» Directions for this task: Gather the lines from the material that contain "screenshot".

» Extracted entries:

# # # #

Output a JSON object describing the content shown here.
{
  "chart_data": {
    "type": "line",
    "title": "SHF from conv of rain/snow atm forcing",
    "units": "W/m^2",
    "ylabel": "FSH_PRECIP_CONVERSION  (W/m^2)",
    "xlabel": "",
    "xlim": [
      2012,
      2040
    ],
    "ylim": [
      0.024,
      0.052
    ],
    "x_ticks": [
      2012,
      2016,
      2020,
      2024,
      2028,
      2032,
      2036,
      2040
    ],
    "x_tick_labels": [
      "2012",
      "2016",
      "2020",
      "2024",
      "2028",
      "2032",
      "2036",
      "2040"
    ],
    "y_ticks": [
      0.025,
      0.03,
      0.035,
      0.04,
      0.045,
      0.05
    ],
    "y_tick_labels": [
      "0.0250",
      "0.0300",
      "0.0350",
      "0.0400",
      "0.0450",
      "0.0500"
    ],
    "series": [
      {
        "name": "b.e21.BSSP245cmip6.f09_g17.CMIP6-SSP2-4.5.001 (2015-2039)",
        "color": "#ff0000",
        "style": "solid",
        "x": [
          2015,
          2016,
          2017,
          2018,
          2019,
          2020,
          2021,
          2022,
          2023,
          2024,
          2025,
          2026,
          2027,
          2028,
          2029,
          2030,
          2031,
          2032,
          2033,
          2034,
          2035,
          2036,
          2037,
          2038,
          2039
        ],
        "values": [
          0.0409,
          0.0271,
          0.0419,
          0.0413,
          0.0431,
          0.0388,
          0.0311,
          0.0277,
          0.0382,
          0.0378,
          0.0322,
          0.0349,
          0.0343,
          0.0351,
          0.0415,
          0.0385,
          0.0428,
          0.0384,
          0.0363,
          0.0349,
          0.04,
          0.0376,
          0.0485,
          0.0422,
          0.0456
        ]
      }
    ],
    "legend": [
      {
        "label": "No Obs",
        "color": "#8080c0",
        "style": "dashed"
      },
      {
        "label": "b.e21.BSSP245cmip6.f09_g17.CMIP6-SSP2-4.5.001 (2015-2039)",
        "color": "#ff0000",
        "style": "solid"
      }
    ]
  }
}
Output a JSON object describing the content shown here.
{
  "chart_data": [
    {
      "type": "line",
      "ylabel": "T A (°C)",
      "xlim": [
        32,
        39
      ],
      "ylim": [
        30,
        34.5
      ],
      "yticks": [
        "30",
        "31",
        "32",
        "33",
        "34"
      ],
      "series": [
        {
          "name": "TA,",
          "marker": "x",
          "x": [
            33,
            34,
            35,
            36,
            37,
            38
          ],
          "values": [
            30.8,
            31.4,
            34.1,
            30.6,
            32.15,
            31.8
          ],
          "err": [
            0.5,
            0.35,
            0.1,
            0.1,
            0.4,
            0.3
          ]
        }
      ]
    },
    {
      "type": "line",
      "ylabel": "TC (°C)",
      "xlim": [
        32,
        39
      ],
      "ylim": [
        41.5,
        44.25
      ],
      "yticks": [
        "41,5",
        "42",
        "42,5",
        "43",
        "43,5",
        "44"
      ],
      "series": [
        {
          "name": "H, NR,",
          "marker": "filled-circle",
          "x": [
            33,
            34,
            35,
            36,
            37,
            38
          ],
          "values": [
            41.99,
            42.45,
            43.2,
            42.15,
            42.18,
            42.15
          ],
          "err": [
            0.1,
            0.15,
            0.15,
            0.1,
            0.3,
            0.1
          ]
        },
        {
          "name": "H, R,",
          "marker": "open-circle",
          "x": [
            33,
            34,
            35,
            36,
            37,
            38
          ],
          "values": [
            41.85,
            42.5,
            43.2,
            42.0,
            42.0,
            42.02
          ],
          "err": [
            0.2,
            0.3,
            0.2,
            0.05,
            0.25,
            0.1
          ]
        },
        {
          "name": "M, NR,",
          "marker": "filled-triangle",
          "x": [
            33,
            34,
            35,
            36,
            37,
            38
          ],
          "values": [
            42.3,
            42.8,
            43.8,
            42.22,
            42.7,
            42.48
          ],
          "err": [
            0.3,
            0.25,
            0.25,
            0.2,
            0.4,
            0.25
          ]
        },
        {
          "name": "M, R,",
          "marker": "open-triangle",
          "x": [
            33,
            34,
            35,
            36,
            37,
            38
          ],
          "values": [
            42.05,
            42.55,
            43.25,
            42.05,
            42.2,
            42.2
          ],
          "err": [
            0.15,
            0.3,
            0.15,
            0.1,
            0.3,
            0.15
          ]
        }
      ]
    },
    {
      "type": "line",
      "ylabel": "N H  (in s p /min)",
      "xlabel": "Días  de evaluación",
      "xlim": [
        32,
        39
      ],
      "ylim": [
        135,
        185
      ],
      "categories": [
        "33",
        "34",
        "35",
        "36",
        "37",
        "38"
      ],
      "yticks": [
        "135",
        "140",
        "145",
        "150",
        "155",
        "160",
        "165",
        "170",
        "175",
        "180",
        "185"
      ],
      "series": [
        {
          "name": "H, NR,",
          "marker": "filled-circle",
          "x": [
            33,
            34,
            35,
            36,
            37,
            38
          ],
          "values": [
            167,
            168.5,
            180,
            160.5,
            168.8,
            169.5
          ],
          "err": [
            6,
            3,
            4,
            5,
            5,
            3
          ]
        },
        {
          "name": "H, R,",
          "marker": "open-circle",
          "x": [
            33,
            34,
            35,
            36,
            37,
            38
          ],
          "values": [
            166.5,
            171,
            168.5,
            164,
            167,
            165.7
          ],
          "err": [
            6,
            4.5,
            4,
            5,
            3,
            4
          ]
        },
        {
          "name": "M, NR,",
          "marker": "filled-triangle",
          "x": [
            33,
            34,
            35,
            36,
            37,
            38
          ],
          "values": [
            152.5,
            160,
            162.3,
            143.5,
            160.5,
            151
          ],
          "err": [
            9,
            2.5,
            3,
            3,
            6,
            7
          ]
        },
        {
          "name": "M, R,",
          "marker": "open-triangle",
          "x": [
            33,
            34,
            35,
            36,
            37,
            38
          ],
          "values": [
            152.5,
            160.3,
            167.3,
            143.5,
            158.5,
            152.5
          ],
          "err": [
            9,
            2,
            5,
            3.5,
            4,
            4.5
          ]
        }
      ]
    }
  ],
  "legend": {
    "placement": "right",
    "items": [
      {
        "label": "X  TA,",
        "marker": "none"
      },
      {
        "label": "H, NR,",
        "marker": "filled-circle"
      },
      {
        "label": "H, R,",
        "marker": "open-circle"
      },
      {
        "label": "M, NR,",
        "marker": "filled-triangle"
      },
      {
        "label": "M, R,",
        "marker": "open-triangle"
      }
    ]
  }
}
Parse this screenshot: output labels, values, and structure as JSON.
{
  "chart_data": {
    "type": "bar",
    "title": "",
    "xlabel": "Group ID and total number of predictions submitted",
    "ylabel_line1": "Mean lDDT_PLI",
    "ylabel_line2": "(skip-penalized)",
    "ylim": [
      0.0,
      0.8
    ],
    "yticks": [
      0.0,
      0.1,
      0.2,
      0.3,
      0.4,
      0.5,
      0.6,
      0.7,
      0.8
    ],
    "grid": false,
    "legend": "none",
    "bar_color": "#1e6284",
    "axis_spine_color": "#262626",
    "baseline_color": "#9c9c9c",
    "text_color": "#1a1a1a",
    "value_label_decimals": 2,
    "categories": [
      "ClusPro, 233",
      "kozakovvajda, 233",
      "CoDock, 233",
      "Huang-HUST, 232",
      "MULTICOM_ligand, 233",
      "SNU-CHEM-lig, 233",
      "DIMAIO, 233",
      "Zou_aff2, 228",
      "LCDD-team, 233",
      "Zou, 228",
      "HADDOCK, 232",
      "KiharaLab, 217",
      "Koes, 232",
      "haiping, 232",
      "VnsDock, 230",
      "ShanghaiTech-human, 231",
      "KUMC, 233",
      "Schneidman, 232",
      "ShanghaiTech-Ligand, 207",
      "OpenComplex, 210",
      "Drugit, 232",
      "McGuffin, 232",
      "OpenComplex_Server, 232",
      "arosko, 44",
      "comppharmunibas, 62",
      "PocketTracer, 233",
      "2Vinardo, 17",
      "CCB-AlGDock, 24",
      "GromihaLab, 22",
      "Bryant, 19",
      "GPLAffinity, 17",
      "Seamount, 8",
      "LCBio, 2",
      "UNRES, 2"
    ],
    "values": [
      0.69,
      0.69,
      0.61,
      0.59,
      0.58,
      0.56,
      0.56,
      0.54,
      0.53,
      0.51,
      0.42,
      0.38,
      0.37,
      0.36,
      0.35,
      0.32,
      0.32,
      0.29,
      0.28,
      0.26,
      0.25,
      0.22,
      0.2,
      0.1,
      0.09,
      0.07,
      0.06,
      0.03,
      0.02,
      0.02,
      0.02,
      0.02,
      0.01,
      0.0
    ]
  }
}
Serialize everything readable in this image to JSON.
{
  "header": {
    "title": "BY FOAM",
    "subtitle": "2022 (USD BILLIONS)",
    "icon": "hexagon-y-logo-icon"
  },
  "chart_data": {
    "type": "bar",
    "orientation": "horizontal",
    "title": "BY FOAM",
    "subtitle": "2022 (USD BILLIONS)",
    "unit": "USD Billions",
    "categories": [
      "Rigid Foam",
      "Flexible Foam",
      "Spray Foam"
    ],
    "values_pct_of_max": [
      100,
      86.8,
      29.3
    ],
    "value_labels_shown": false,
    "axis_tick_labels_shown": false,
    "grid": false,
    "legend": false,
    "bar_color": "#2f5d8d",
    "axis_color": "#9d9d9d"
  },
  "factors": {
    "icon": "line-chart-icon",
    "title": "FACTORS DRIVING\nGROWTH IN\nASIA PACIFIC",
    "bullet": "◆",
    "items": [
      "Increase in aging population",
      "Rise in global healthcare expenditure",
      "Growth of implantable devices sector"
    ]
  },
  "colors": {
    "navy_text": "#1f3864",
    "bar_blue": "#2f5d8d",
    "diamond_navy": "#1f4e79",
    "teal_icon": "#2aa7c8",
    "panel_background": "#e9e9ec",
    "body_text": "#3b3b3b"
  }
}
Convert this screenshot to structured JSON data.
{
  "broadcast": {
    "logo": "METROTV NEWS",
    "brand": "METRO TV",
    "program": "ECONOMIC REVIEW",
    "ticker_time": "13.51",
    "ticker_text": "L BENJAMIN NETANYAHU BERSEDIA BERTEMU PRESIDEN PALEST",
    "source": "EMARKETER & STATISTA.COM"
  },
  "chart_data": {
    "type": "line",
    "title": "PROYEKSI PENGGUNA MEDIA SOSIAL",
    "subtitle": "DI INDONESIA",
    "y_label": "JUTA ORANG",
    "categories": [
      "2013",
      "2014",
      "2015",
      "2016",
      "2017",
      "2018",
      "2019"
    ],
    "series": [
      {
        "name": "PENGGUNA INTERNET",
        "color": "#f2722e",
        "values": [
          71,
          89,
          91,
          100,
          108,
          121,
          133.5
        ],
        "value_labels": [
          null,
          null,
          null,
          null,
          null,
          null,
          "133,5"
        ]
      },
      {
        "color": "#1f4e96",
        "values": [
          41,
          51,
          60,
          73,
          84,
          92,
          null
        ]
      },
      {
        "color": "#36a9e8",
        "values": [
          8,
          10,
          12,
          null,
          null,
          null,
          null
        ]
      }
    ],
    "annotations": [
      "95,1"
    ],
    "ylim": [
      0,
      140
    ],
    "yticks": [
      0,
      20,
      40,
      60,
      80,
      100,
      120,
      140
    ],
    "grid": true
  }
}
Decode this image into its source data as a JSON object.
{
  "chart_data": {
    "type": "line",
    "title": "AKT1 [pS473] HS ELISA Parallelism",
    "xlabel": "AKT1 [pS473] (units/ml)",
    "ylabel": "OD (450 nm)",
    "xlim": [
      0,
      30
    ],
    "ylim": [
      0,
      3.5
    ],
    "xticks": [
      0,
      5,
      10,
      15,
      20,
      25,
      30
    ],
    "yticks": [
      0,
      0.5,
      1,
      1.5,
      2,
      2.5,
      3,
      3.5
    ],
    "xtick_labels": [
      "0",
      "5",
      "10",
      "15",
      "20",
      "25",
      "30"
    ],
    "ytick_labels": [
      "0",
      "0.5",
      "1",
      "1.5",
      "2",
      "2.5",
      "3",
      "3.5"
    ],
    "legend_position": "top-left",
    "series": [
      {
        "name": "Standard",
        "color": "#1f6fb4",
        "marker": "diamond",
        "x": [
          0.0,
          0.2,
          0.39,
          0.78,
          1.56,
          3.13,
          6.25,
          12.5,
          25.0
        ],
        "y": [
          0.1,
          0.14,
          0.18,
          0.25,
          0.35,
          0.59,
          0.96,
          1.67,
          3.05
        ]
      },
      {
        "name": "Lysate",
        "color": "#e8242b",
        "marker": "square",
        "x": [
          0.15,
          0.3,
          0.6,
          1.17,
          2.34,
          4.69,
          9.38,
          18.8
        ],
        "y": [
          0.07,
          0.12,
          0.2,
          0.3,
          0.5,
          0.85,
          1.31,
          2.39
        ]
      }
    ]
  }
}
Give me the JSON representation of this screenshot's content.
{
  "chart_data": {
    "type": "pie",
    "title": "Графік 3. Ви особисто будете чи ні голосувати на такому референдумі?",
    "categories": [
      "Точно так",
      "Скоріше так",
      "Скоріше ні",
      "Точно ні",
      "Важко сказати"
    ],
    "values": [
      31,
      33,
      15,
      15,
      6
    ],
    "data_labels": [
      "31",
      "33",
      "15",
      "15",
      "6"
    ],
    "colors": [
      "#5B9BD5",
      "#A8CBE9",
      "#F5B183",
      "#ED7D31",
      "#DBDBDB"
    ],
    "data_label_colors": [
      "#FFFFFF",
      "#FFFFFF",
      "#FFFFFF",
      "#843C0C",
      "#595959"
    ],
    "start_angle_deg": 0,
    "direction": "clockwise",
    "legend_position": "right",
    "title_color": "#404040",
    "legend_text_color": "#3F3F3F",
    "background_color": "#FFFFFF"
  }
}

# # # #

» Answer to the problem:
Parse this screenshot: output labels, values, and structure as JSON.
Convert this screenshot to structured JSON data.
Give me the JSON representation of this screenshot's content.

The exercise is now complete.